[Entries provided]
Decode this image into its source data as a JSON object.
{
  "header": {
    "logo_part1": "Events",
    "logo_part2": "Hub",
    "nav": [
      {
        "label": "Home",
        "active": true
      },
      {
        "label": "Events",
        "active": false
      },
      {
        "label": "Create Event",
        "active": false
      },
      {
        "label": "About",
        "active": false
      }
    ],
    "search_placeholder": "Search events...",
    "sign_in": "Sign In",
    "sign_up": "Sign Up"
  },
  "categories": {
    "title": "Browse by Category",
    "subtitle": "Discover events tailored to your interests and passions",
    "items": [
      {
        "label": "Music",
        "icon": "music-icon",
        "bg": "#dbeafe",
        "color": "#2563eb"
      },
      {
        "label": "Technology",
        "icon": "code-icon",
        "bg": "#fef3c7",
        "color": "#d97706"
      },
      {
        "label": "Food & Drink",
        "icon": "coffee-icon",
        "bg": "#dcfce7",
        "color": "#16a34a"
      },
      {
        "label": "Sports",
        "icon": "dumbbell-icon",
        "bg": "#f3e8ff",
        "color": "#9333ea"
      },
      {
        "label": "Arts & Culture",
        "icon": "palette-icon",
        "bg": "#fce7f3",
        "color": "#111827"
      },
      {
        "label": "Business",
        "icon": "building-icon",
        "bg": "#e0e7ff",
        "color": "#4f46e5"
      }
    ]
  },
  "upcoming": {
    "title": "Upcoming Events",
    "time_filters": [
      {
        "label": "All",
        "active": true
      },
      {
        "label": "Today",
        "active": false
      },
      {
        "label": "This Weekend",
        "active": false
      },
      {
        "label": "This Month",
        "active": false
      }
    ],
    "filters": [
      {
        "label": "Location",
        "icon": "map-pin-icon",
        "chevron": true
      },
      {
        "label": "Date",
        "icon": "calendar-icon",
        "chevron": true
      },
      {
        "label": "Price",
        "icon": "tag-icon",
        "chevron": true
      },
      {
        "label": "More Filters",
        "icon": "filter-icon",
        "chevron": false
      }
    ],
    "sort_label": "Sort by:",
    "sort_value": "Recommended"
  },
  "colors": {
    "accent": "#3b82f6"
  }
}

[Exercise description]
The entries above must be returned in full, exactly as shown.

[Output for this task]
Decode this image into its source data as a JSON object.
{
  "header": {
    "logo_part1": "Events",
    "logo_part2": "Hub",
    "nav": [
      {
        "label": "Home",
        "active": true
      },
      {
        "label": "Events",
        "active": false
      },
      {
        "label": "Create Event",
        "active": false
      },
      {
        "label": "About",
        "active": false
      }
    ],
    "search_placeholder": "Search events...",
    "sign_in": "Sign In",
    "sign_up": "Sign Up"
  },
  "categories": {
    "title": "Browse by Category",
    "subtitle": "Discover events tailored to your interests and passions",
    "items": [
      {
        "label": "Music",
        "icon": "music-icon",
        "bg": "#dbeafe",
        "color": "#2563eb"
      },
      {
        "label": "Technology",
        "icon": "code-icon",
        "bg": "#fef3c7",
        "color": "#d97706"
      },
      {
        "label": "Food & Drink",
        "icon": "coffee-icon",
        "bg": "#dcfce7",
        "color": "#16a34a"
      },
      {
        "label": "Sports",
        "icon": "dumbbell-icon",
        "bg": "#f3e8ff",
        "color": "#9333ea"
      },
      {
        "label": "Arts & Culture",
        "icon": "palette-icon",
        "bg": "#fce7f3",
        "color": "#111827"
      },
      {
        "label": "Business",
        "icon": "building-icon",
        "bg": "#e0e7ff",
        "color": "#4f46e5"
      }
    ]
  },
  "upcoming": {
    "title": "Upcoming Events",
    "time_filters": [
      {
        "label": "All",
        "active": true
      },
      {
        "label": "Today",
        "active": false
      },
      {
        "label": "This Weekend",
        "active": false
      },
      {
        "label": "This Month",
        "active": false
      }
    ],
    "filters": [
      {
        "label": "Location",
        "icon": "map-pin-icon",
        "chevron": true
      },
      {
        "label": "Date",
        "icon": "calendar-icon",
        "chevron": true
      },
      {
        "label": "Price",
        "icon": "tag-icon",
        "chevron": true
      },
      {
        "label": "More Filters",
        "icon": "filter-icon",
        "chevron": false
      }
    ],
    "sort_label": "Sort by:",
    "sort_value": "Recommended"
  },
  "colors": {
    "accent": "#3b82f6"
  }
}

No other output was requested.